(Data excerpts)

"""

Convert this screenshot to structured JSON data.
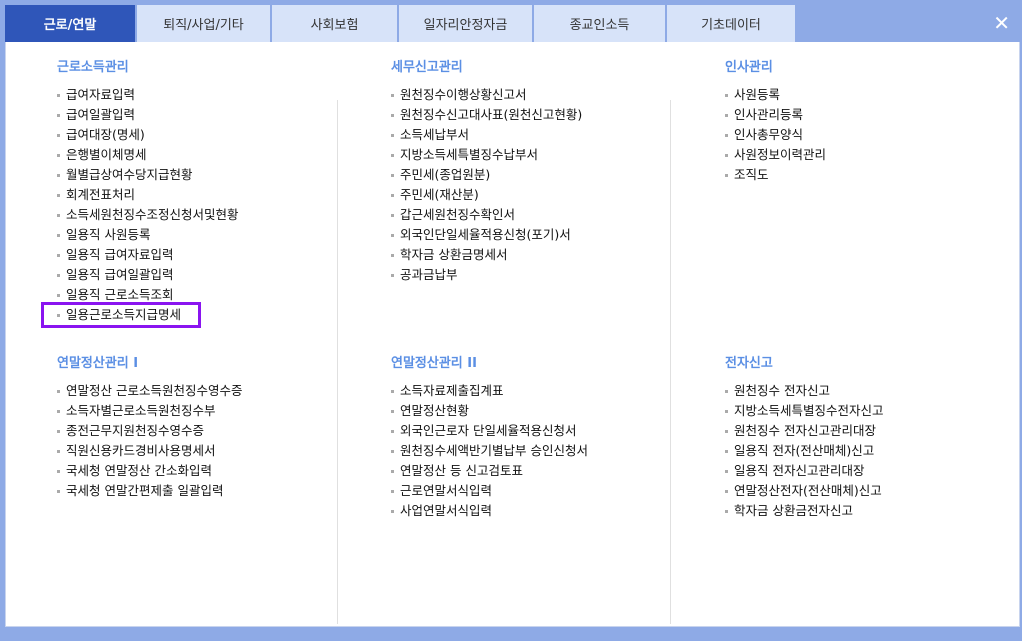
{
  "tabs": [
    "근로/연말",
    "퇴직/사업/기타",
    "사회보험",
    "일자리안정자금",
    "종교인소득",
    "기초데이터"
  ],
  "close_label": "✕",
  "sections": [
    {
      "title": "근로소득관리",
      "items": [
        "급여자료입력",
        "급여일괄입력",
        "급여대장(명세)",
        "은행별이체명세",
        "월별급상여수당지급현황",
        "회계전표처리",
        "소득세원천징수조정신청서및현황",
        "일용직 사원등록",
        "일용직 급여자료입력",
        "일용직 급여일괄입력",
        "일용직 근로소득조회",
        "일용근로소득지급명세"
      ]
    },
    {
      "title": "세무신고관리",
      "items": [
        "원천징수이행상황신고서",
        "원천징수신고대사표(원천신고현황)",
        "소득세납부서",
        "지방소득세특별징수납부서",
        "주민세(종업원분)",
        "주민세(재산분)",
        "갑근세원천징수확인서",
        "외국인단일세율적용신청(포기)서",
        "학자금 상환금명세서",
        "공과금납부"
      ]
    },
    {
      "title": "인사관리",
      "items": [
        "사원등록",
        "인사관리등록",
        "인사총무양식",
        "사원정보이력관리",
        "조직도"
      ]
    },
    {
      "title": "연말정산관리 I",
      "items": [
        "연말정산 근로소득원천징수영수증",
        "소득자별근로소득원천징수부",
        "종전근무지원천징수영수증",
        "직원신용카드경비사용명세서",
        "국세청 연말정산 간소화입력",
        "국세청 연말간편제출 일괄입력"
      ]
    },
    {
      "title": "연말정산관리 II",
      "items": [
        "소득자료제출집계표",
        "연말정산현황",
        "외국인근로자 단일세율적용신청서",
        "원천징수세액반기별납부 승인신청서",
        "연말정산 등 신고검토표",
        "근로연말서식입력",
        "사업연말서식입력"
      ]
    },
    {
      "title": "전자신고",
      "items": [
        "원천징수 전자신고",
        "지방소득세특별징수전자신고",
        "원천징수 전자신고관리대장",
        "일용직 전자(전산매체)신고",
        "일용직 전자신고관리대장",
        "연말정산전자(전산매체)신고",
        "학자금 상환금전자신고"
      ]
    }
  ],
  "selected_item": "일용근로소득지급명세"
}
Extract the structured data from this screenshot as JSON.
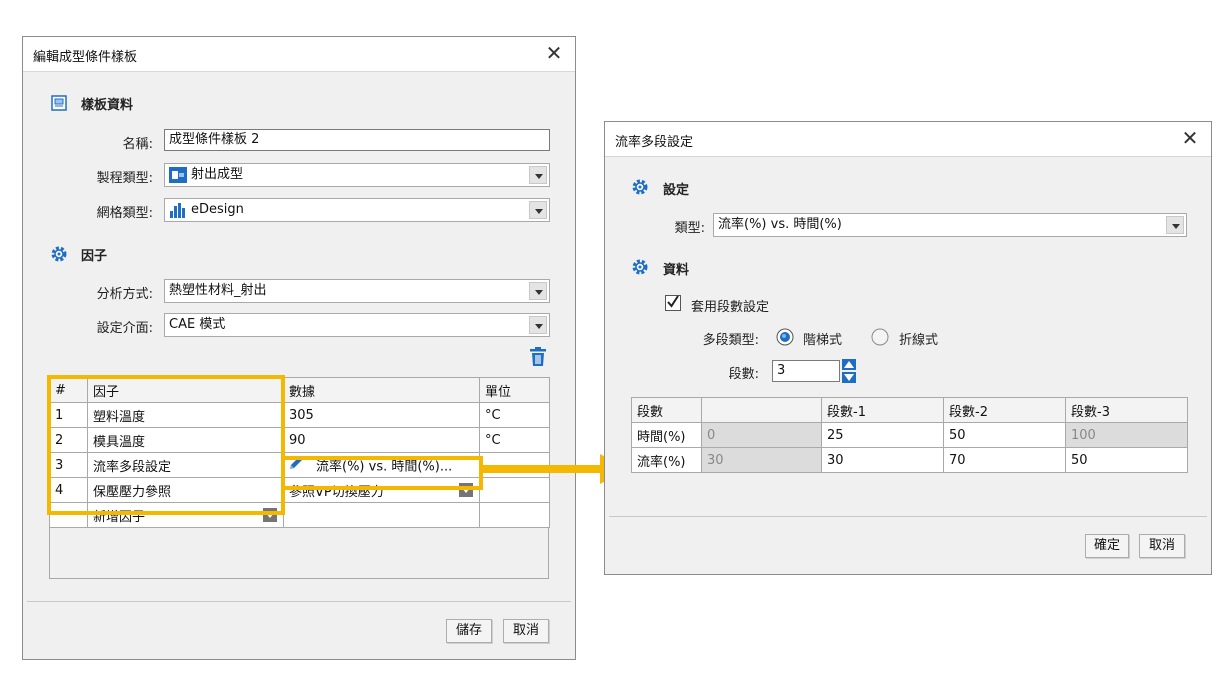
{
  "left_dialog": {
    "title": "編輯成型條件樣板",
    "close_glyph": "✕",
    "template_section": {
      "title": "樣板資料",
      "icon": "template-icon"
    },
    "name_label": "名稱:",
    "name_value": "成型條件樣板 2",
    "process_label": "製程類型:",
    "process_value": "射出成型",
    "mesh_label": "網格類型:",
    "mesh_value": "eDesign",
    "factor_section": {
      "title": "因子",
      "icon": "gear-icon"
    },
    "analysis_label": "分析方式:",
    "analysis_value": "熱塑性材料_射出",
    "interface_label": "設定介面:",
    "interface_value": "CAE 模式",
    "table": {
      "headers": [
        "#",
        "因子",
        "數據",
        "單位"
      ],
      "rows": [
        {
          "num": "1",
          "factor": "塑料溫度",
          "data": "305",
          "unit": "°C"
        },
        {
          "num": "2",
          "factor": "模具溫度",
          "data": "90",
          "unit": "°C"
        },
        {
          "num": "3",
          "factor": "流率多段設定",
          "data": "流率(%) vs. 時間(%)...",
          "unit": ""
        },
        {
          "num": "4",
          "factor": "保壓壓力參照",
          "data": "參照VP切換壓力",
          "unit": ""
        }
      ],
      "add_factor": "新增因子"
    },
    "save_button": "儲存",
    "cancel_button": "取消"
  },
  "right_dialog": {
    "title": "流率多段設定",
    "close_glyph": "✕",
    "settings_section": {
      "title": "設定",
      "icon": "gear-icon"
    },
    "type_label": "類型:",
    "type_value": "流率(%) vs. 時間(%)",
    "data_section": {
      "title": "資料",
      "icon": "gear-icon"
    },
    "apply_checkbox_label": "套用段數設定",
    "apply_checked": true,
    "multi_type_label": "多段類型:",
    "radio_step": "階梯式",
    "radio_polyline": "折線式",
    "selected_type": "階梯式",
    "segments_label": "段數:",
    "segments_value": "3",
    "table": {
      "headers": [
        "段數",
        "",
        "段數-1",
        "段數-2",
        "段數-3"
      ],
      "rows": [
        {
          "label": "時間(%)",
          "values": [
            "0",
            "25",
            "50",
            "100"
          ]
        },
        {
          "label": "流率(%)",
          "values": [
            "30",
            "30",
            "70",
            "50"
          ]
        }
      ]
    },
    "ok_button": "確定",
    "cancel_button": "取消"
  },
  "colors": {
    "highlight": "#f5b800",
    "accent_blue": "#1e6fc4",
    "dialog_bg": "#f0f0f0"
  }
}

"""
"""

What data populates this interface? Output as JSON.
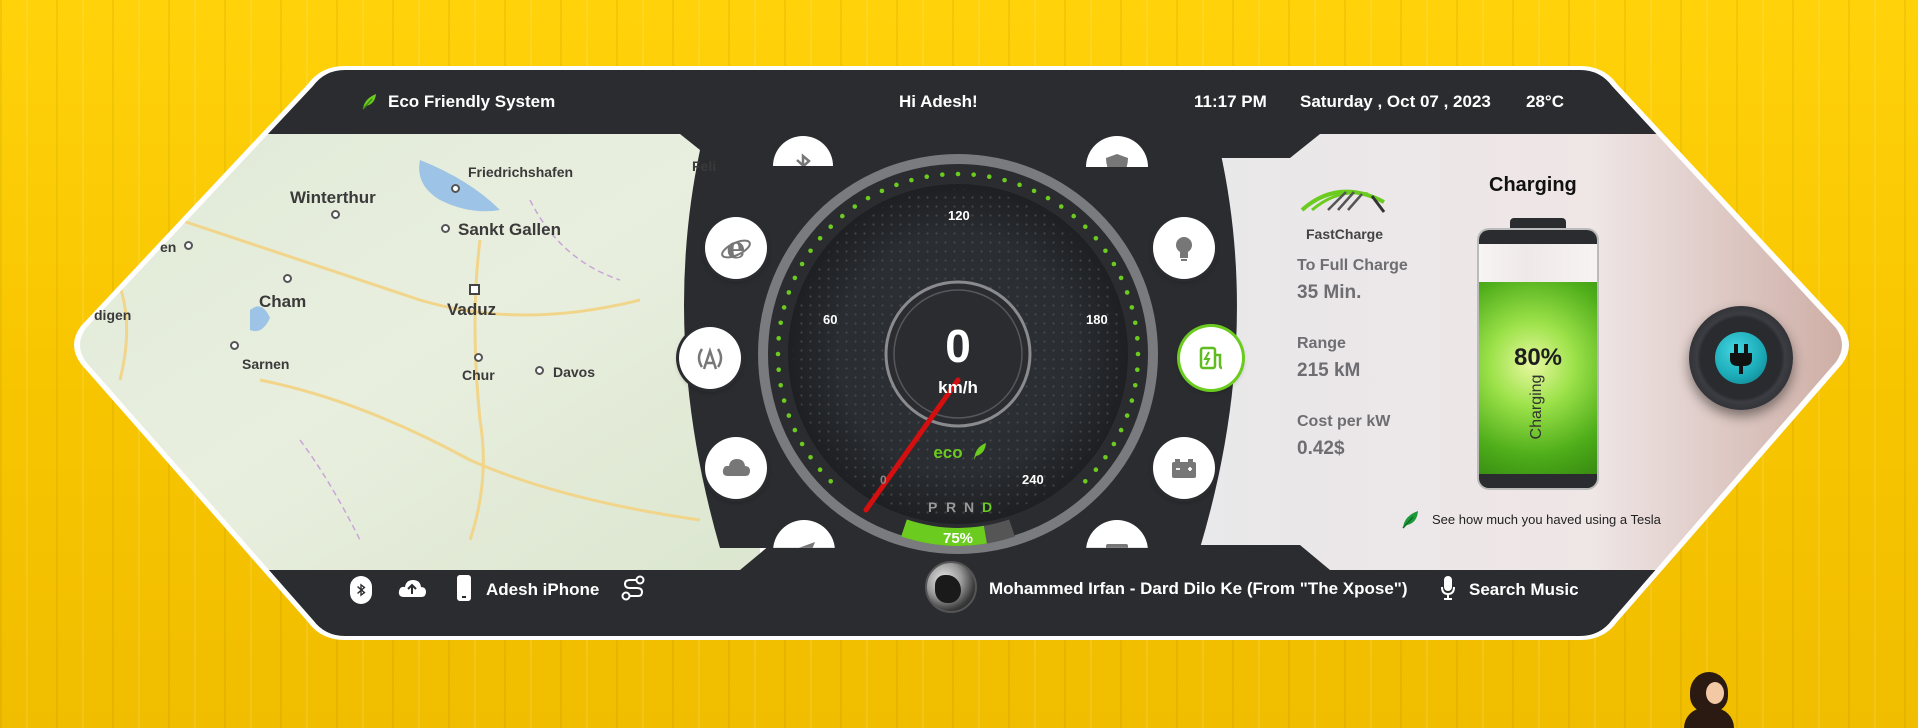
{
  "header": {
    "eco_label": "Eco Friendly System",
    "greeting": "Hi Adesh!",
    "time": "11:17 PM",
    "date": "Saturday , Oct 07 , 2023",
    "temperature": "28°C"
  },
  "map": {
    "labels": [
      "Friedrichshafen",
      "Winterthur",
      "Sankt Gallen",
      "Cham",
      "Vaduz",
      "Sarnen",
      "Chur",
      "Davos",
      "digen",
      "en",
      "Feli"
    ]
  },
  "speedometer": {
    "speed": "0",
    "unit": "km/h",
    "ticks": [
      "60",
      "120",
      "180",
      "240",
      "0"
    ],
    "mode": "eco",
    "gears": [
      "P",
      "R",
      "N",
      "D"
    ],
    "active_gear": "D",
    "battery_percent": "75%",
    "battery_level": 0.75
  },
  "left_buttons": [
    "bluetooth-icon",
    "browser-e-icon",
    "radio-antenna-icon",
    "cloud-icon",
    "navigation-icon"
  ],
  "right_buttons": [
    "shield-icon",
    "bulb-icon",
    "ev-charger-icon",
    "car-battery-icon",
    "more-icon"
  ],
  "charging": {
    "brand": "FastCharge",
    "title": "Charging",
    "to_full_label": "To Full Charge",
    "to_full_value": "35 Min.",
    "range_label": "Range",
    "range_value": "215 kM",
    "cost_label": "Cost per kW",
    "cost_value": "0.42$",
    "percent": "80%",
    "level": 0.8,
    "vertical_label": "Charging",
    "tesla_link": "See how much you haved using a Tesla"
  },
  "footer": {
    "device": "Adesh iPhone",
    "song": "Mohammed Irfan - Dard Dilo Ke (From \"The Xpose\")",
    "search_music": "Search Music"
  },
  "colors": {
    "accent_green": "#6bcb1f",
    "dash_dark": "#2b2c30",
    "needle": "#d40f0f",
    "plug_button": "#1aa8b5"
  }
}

"""
"""

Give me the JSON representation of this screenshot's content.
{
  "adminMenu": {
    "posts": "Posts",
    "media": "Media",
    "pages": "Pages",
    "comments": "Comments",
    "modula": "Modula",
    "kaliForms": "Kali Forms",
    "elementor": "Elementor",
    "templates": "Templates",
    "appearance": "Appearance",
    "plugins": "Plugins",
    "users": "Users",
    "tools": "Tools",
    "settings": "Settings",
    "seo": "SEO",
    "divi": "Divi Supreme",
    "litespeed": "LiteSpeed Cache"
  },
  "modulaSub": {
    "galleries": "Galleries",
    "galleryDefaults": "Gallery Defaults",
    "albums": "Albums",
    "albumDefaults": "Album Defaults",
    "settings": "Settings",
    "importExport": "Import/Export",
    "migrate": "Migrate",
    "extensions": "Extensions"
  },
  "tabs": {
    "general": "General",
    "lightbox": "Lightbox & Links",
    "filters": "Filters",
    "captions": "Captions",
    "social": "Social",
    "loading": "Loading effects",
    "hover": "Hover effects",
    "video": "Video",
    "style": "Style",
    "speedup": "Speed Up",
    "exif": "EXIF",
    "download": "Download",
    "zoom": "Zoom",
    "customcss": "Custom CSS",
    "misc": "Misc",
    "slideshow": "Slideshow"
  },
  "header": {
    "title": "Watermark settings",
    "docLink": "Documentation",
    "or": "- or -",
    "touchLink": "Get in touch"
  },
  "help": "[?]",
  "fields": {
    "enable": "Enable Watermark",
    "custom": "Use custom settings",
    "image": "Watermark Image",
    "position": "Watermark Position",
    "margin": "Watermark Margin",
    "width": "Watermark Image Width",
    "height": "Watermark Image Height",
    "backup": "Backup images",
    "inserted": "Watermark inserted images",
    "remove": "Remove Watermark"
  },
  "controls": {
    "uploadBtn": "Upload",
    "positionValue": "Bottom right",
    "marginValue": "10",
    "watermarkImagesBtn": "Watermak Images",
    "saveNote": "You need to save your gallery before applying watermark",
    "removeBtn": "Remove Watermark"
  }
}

"""

**Challenge**
Check each line above for the string "structured" and show the ones that have it.

**Answer to this exercise**
Convert this screenshot to structured JSON data.
Extract the structured data from this screenshot as JSON.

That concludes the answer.